** BEGIN **

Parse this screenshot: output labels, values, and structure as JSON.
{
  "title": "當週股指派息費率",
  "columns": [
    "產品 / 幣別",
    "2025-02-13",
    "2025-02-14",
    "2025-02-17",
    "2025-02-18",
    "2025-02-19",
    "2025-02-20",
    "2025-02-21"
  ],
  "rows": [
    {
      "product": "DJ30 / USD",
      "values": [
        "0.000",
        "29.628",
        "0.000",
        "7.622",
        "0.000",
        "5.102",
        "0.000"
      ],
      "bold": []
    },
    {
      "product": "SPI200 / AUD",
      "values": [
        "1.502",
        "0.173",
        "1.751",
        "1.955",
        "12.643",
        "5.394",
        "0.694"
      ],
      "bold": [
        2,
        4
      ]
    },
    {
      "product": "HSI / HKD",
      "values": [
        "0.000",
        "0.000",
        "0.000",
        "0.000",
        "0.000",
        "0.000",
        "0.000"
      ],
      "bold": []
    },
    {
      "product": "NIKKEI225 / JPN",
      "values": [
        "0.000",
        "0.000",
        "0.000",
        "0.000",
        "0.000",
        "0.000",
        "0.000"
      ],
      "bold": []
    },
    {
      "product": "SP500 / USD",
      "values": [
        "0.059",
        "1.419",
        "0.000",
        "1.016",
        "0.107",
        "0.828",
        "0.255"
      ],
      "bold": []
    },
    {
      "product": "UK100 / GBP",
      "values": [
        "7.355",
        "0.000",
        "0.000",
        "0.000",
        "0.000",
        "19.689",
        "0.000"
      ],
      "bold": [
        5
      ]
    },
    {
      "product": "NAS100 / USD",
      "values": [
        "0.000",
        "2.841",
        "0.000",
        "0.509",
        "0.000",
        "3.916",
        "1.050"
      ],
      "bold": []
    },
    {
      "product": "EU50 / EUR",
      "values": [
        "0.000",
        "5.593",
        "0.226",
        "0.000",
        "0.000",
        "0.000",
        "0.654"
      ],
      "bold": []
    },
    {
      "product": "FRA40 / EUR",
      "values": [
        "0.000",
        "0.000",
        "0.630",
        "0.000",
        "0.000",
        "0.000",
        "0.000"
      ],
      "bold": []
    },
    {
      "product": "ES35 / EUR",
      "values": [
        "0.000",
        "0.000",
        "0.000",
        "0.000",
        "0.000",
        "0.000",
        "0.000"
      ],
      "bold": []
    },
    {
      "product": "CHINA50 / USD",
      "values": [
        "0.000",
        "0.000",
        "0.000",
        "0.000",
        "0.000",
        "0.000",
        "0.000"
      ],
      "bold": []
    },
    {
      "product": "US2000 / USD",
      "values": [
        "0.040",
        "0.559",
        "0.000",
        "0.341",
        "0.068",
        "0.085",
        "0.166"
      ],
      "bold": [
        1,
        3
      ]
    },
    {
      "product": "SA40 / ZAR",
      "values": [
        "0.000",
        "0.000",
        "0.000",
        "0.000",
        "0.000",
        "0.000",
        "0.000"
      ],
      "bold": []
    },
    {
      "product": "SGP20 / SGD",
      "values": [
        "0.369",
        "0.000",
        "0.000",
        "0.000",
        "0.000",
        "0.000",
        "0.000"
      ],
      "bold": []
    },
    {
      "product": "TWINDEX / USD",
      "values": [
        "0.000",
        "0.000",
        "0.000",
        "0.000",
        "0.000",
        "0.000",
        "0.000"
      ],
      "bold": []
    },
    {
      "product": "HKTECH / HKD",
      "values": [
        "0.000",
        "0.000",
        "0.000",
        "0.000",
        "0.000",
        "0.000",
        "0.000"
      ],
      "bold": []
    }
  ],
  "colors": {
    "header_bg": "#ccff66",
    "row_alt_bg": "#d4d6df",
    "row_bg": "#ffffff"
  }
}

** END **

* _WORK REQUIRED_
Your task is to retype all of the records exactly.

* _EXERCISE RESPONSE_
Parse this screenshot: output labels, values, and structure as JSON.
{
  "title": "當週股指派息費率",
  "columns": [
    "產品 / 幣別",
    "2025-02-13",
    "2025-02-14",
    "2025-02-17",
    "2025-02-18",
    "2025-02-19",
    "2025-02-20",
    "2025-02-21"
  ],
  "rows": [
    {
      "product": "DJ30 / USD",
      "values": [
        "0.000",
        "29.628",
        "0.000",
        "7.622",
        "0.000",
        "5.102",
        "0.000"
      ],
      "bold": []
    },
    {
      "product": "SPI200 / AUD",
      "values": [
        "1.502",
        "0.173",
        "1.751",
        "1.955",
        "12.643",
        "5.394",
        "0.694"
      ],
      "bold": [
        2,
        4
      ]
    },
    {
      "product": "HSI / HKD",
      "values": [
        "0.000",
        "0.000",
        "0.000",
        "0.000",
        "0.000",
        "0.000",
        "0.000"
      ],
      "bold": []
    },
    {
      "product": "NIKKEI225 / JPN",
      "values": [
        "0.000",
        "0.000",
        "0.000",
        "0.000",
        "0.000",
        "0.000",
        "0.000"
      ],
      "bold": []
    },
    {
      "product": "SP500 / USD",
      "values": [
        "0.059",
        "1.419",
        "0.000",
        "1.016",
        "0.107",
        "0.828",
        "0.255"
      ],
      "bold": []
    },
    {
      "product": "UK100 / GBP",
      "values": [
        "7.355",
        "0.000",
        "0.000",
        "0.000",
        "0.000",
        "19.689",
        "0.000"
      ],
      "bold": [
        5
      ]
    },
    {
      "product": "NAS100 / USD",
      "values": [
        "0.000",
        "2.841",
        "0.000",
        "0.509",
        "0.000",
        "3.916",
        "1.050"
      ],
      "bold": []
    },
    {
      "product": "EU50 / EUR",
      "values": [
        "0.000",
        "5.593",
        "0.226",
        "0.000",
        "0.000",
        "0.000",
        "0.654"
      ],
      "bold": []
    },
    {
      "product": "FRA40 / EUR",
      "values": [
        "0.000",
        "0.000",
        "0.630",
        "0.000",
        "0.000",
        "0.000",
        "0.000"
      ],
      "bold": []
    },
    {
      "product": "ES35 / EUR",
      "values": [
        "0.000",
        "0.000",
        "0.000",
        "0.000",
        "0.000",
        "0.000",
        "0.000"
      ],
      "bold": []
    },
    {
      "product": "CHINA50 / USD",
      "values": [
        "0.000",
        "0.000",
        "0.000",
        "0.000",
        "0.000",
        "0.000",
        "0.000"
      ],
      "bold": []
    },
    {
      "product": "US2000 / USD",
      "values": [
        "0.040",
        "0.559",
        "0.000",
        "0.341",
        "0.068",
        "0.085",
        "0.166"
      ],
      "bold": [
        1,
        3
      ]
    },
    {
      "product": "SA40 / ZAR",
      "values": [
        "0.000",
        "0.000",
        "0.000",
        "0.000",
        "0.000",
        "0.000",
        "0.000"
      ],
      "bold": []
    },
    {
      "product": "SGP20 / SGD",
      "values": [
        "0.369",
        "0.000",
        "0.000",
        "0.000",
        "0.000",
        "0.000",
        "0.000"
      ],
      "bold": []
    },
    {
      "product": "TWINDEX / USD",
      "values": [
        "0.000",
        "0.000",
        "0.000",
        "0.000",
        "0.000",
        "0.000",
        "0.000"
      ],
      "bold": []
    },
    {
      "product": "HKTECH / HKD",
      "values": [
        "0.000",
        "0.000",
        "0.000",
        "0.000",
        "0.000",
        "0.000",
        "0.000"
      ],
      "bold": []
    }
  ],
  "colors": {
    "header_bg": "#ccff66",
    "row_alt_bg": "#d4d6df",
    "row_bg": "#ffffff"
  }
}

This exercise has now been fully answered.